┌─ RECORDS SUPPLIED

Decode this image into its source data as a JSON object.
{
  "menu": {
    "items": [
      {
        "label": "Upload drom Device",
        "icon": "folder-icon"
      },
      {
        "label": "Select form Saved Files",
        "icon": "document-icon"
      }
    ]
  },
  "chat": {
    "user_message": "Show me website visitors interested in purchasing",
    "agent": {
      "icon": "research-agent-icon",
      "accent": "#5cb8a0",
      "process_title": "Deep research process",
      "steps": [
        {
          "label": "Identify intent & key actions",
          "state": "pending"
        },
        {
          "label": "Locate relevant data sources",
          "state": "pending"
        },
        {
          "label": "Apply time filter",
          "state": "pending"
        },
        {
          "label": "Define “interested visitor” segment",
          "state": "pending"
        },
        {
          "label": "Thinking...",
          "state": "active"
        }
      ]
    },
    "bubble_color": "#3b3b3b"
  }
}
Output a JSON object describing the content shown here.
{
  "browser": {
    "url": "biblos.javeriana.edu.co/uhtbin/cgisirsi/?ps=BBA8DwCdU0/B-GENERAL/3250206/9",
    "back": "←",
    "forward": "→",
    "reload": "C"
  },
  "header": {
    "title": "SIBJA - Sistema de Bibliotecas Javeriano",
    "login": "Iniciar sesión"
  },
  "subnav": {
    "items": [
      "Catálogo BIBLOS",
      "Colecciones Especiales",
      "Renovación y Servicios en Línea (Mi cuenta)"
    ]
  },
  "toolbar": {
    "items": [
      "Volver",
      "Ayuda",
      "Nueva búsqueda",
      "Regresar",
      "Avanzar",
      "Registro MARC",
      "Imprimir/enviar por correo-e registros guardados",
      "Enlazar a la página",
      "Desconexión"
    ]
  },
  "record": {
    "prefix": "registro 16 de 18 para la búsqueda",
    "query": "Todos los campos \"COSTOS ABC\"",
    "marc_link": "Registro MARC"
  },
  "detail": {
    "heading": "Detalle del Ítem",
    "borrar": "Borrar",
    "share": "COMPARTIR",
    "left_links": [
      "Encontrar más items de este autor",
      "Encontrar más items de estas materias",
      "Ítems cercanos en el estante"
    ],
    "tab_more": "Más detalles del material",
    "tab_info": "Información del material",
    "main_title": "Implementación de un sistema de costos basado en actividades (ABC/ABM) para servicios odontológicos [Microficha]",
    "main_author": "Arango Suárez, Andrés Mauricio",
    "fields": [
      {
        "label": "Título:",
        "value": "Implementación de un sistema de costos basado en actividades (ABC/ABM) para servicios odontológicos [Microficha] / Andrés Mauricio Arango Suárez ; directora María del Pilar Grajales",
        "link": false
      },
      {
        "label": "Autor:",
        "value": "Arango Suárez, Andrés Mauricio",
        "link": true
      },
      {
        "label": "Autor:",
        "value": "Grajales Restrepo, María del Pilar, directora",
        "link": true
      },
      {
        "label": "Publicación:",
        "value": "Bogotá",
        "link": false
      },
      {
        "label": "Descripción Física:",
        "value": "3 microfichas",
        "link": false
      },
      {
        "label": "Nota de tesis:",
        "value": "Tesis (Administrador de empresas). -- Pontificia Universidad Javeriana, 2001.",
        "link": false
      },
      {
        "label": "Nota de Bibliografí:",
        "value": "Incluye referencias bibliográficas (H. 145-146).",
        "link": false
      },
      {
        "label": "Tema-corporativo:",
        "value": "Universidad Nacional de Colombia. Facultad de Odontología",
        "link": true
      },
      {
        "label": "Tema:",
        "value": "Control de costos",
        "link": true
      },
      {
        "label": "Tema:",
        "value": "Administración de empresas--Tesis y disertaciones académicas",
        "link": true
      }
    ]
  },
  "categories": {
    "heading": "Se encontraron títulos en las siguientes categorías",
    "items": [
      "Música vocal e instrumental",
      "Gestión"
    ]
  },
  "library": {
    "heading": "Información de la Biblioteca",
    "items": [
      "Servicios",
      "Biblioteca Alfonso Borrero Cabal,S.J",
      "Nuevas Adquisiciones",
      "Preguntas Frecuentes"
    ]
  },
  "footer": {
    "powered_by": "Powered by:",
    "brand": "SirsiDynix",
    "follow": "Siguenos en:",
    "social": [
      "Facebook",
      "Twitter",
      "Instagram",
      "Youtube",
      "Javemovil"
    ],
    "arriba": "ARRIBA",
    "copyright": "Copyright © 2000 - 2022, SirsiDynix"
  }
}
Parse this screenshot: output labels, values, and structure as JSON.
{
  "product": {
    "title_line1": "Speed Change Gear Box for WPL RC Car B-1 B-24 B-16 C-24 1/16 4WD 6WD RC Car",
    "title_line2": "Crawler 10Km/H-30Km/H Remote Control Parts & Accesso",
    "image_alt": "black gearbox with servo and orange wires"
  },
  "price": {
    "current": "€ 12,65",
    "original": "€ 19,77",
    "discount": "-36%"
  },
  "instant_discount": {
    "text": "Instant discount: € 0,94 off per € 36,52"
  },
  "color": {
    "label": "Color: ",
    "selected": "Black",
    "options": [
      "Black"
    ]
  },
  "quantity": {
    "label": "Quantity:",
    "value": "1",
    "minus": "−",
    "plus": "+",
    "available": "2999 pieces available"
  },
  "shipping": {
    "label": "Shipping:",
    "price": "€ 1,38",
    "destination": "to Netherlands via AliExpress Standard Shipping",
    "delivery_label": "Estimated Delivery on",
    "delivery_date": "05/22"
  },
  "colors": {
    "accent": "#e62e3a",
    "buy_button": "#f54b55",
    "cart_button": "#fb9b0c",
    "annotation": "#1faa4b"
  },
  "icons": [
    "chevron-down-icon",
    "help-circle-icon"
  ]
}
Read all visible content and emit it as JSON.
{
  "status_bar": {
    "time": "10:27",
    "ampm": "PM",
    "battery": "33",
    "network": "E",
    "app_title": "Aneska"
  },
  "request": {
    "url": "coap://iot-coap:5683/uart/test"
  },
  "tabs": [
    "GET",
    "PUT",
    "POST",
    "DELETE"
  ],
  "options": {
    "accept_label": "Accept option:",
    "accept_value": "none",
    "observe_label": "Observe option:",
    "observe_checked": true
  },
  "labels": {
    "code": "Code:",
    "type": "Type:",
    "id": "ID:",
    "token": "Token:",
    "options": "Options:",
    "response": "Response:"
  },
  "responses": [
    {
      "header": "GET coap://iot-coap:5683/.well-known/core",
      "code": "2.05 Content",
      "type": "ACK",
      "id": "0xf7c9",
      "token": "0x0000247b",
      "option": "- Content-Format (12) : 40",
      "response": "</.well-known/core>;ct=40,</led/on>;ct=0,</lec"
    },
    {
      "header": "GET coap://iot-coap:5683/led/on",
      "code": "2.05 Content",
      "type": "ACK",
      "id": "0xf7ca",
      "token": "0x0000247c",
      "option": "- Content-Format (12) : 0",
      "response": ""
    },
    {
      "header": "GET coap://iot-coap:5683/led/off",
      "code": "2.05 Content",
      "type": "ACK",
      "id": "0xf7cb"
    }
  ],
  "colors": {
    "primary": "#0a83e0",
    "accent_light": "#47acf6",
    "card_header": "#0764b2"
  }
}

└─

_GOAL:_ In the entries above, count each line with "Arango"; reply with the total only.

_WRITTEN ANSWER:_ 3